___ RECORDED DATA

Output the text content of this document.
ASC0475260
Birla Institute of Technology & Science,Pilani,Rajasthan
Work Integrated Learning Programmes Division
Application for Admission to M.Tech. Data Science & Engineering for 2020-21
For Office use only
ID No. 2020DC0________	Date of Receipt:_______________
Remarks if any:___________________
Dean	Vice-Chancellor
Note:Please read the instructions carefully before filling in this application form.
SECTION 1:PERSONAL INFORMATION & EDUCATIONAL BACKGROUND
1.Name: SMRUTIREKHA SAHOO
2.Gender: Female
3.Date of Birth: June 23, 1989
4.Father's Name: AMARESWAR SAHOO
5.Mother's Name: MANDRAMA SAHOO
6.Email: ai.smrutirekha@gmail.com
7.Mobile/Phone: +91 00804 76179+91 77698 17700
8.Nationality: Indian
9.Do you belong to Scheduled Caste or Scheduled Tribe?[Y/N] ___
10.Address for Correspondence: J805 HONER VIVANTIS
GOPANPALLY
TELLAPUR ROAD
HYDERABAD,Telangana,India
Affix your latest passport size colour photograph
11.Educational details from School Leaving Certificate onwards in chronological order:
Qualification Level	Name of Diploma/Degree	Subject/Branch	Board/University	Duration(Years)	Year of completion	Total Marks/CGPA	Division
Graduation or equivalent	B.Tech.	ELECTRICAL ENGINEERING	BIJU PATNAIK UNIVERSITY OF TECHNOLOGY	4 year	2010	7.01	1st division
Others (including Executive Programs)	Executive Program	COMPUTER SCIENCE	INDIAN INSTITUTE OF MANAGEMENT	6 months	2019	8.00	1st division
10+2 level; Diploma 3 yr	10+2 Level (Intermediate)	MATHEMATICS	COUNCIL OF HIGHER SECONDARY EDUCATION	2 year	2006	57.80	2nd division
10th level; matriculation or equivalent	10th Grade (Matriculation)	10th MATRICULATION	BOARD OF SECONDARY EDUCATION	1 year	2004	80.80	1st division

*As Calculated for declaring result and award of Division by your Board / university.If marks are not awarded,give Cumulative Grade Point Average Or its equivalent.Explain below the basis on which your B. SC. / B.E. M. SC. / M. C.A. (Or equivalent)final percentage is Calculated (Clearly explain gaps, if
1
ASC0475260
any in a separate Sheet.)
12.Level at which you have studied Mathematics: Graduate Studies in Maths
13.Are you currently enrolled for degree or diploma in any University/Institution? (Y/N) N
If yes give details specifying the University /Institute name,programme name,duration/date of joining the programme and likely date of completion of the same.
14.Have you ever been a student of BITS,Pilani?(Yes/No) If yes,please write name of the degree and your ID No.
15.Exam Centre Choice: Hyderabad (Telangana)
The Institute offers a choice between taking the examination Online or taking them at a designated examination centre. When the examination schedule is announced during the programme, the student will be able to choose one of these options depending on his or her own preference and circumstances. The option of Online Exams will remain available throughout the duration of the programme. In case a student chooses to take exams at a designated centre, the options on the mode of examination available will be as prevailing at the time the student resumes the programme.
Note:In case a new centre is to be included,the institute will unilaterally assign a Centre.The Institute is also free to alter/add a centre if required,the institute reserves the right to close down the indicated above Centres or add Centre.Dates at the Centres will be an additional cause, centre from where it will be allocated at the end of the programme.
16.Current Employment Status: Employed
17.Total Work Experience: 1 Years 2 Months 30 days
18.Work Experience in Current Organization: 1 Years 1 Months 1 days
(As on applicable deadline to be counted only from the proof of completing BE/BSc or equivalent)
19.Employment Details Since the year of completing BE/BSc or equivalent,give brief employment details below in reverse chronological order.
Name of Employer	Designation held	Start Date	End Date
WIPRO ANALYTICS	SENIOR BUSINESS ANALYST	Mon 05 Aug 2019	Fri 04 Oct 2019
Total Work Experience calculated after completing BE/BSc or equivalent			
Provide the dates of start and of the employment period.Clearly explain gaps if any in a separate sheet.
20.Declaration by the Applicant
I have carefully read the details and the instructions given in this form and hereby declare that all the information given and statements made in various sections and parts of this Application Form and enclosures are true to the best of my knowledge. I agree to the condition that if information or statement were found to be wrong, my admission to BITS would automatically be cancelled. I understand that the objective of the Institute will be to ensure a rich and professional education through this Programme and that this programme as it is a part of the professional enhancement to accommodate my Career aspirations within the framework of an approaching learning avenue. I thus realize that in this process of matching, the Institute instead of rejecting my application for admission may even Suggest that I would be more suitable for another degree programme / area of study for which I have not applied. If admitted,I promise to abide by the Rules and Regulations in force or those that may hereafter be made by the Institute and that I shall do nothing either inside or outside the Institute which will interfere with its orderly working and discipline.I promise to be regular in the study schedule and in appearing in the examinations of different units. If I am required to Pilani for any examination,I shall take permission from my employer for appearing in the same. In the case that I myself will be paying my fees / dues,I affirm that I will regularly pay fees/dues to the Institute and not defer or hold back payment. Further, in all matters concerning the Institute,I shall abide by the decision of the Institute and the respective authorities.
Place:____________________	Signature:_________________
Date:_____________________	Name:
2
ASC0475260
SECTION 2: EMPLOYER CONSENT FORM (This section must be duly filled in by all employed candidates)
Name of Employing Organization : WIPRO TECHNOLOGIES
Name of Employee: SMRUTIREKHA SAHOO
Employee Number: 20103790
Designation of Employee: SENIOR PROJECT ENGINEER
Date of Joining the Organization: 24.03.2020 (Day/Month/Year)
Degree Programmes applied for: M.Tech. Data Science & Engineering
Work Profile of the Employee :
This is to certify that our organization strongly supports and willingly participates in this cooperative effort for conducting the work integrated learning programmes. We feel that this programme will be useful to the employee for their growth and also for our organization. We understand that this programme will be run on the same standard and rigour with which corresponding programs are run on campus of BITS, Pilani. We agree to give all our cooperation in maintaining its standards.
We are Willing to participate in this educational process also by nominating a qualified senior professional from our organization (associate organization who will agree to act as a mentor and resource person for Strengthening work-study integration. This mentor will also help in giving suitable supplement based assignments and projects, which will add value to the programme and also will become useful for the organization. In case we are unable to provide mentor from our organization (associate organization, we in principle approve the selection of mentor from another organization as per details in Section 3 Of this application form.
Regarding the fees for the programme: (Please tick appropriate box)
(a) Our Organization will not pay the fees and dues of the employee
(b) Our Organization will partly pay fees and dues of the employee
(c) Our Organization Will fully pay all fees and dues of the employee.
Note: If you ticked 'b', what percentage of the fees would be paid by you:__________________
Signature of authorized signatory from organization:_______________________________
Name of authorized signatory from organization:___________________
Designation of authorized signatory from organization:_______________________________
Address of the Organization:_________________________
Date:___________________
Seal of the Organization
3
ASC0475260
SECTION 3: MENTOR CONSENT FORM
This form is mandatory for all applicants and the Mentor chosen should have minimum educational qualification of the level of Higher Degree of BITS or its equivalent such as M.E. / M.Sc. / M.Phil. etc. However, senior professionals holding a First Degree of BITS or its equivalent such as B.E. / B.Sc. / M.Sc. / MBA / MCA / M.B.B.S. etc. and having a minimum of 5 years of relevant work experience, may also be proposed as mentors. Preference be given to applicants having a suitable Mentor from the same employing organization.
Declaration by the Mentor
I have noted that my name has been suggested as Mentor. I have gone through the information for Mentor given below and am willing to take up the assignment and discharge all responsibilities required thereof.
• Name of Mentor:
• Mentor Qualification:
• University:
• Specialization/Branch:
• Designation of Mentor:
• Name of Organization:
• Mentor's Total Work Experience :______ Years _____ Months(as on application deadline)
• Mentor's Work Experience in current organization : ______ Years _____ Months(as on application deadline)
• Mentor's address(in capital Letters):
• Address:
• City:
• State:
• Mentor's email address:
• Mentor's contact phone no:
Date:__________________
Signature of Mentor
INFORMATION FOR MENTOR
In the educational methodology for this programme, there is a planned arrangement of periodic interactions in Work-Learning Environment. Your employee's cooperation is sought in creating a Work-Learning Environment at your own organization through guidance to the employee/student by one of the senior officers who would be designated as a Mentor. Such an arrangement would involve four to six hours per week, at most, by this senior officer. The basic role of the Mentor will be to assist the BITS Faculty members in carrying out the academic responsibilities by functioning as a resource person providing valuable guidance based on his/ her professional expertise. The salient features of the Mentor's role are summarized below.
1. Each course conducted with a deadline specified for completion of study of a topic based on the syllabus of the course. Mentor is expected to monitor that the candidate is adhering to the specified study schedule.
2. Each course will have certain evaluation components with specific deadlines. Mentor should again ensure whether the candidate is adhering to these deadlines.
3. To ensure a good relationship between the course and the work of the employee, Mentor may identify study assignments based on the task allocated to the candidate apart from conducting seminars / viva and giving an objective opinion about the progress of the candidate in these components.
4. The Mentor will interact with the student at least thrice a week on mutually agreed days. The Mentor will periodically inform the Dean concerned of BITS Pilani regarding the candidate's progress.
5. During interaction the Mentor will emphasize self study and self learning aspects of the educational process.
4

______

▶ [THE REQUEST]
Extract lines where the string "signatory" occurs.

▶ [CORRECT ANSWER]
Signature of authorized signatory from organization:_______________________________
Name of authorized signatory from organization:___________________
Designation of authorized signatory from organization:_______________________________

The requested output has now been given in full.